● **REQUIREMENT**
Retype each entry below exactly as it stands.

● **RECORD SET**

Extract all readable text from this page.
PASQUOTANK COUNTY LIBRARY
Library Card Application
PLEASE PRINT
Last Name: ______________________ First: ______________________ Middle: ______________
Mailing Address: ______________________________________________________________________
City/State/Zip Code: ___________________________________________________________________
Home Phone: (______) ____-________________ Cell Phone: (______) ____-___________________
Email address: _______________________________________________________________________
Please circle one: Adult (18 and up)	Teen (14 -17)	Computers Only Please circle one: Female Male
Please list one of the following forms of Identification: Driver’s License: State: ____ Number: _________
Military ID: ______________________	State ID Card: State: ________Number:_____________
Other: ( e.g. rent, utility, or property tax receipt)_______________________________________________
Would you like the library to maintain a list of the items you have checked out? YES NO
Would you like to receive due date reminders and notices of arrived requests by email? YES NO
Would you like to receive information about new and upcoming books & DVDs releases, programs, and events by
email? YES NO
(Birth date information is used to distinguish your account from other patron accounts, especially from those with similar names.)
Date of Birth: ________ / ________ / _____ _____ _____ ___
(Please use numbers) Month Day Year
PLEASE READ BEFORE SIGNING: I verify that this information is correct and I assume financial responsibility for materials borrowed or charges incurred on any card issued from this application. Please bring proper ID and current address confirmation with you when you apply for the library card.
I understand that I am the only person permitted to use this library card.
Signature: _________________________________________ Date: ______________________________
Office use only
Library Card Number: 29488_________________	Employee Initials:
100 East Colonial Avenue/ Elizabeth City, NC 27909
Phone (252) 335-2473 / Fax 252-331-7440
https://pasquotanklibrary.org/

● **REPLY TO THE EXERCISE**
Extract all readable text from this page.
PASQUOTANK COUNTY LIBRARY
Library Card Application
PLEASE PRINT
Last Name: ______________________ First: ______________________ Middle: ______________
Mailing Address: ______________________________________________________________________
City/State/Zip Code: ___________________________________________________________________
Home Phone: (______) ____-________________ Cell Phone: (______) ____-___________________
Email address: _______________________________________________________________________
Please circle one: Adult (18 and up)	Teen (14 -17)	Computers Only Please circle one: Female Male
Please list one of the following forms of Identification: Driver’s License: State: ____ Number: _________
Military ID: ______________________	State ID Card: State: ________Number:_____________
Other: ( e.g. rent, utility, or property tax receipt)_______________________________________________
Would you like the library to maintain a list of the items you have checked out? YES NO
Would you like to receive due date reminders and notices of arrived requests by email? YES NO
Would you like to receive information about new and upcoming books & DVDs releases, programs, and events by
email? YES NO
(Birth date information is used to distinguish your account from other patron accounts, especially from those with similar names.)
Date of Birth: ________ / ________ / _____ _____ _____ ___
(Please use numbers) Month Day Year
PLEASE READ BEFORE SIGNING: I verify that this information is correct and I assume financial responsibility for materials borrowed or charges incurred on any card issued from this application. Please bring proper ID and current address confirmation with you when you apply for the library card.
I understand that I am the only person permitted to use this library card.
Signature: _________________________________________ Date: ______________________________
Office use only
Library Card Number: 29488_________________	Employee Initials:
100 East Colonial Avenue/ Elizabeth City, NC 27909
Phone (252) 335-2473 / Fax 252-331-7440
https://pasquotanklibrary.org/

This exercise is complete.